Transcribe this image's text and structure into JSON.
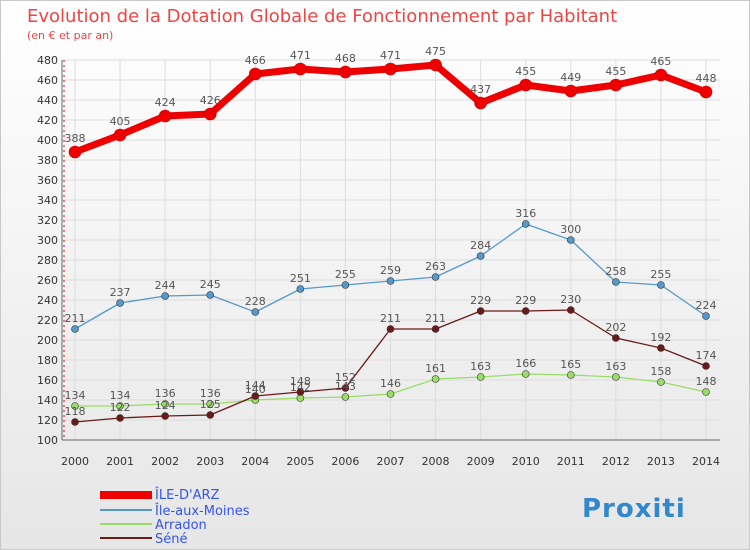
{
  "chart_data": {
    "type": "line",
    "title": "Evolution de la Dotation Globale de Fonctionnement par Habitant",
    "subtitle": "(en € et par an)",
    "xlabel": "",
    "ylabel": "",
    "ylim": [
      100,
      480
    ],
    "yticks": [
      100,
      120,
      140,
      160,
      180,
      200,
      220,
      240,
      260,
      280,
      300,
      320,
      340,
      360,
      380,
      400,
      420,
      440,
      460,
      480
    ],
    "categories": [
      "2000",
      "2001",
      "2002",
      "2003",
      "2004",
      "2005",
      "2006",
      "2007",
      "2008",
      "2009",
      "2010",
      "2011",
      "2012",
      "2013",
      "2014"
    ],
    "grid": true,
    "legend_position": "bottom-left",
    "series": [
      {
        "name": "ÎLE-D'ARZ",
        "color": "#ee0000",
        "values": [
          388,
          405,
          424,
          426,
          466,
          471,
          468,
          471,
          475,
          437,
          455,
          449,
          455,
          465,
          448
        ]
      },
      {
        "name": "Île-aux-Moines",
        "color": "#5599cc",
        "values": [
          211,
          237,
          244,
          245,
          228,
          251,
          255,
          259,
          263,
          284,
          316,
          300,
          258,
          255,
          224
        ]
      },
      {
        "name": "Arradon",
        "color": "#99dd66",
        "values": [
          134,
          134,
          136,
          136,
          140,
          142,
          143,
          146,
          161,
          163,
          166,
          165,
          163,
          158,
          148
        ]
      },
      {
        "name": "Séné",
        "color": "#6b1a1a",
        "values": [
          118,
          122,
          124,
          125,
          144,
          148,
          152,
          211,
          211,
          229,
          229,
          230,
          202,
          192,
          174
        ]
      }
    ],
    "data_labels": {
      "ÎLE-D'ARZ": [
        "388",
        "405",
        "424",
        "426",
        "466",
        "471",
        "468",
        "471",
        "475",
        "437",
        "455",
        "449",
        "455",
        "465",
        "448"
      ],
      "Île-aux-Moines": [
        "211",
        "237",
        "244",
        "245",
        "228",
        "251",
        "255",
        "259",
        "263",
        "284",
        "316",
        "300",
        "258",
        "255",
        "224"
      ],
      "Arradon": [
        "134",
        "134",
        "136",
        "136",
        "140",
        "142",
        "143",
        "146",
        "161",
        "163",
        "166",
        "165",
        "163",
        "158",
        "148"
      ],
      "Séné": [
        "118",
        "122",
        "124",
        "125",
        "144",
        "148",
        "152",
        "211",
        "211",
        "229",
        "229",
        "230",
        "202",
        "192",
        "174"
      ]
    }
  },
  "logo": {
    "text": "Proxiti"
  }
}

> _What to work on_: Print all entries exactly. The images do not belong in the copy.

> _Task solution_:
Transcribe this image's text and structure into JSON.
{
  "chart_data": {
    "type": "line",
    "title": "Evolution de la Dotation Globale de Fonctionnement par Habitant",
    "subtitle": "(en € et par an)",
    "xlabel": "",
    "ylabel": "",
    "ylim": [
      100,
      480
    ],
    "yticks": [
      100,
      120,
      140,
      160,
      180,
      200,
      220,
      240,
      260,
      280,
      300,
      320,
      340,
      360,
      380,
      400,
      420,
      440,
      460,
      480
    ],
    "categories": [
      "2000",
      "2001",
      "2002",
      "2003",
      "2004",
      "2005",
      "2006",
      "2007",
      "2008",
      "2009",
      "2010",
      "2011",
      "2012",
      "2013",
      "2014"
    ],
    "grid": true,
    "legend_position": "bottom-left",
    "series": [
      {
        "name": "ÎLE-D'ARZ",
        "color": "#ee0000",
        "values": [
          388,
          405,
          424,
          426,
          466,
          471,
          468,
          471,
          475,
          437,
          455,
          449,
          455,
          465,
          448
        ]
      },
      {
        "name": "Île-aux-Moines",
        "color": "#5599cc",
        "values": [
          211,
          237,
          244,
          245,
          228,
          251,
          255,
          259,
          263,
          284,
          316,
          300,
          258,
          255,
          224
        ]
      },
      {
        "name": "Arradon",
        "color": "#99dd66",
        "values": [
          134,
          134,
          136,
          136,
          140,
          142,
          143,
          146,
          161,
          163,
          166,
          165,
          163,
          158,
          148
        ]
      },
      {
        "name": "Séné",
        "color": "#6b1a1a",
        "values": [
          118,
          122,
          124,
          125,
          144,
          148,
          152,
          211,
          211,
          229,
          229,
          230,
          202,
          192,
          174
        ]
      }
    ],
    "data_labels": {
      "ÎLE-D'ARZ": [
        "388",
        "405",
        "424",
        "426",
        "466",
        "471",
        "468",
        "471",
        "475",
        "437",
        "455",
        "449",
        "455",
        "465",
        "448"
      ],
      "Île-aux-Moines": [
        "211",
        "237",
        "244",
        "245",
        "228",
        "251",
        "255",
        "259",
        "263",
        "284",
        "316",
        "300",
        "258",
        "255",
        "224"
      ],
      "Arradon": [
        "134",
        "134",
        "136",
        "136",
        "140",
        "142",
        "143",
        "146",
        "161",
        "163",
        "166",
        "165",
        "163",
        "158",
        "148"
      ],
      "Séné": [
        "118",
        "122",
        "124",
        "125",
        "144",
        "148",
        "152",
        "211",
        "211",
        "229",
        "229",
        "230",
        "202",
        "192",
        "174"
      ]
    }
  },
  "logo": {
    "text": "Proxiti"
  }
}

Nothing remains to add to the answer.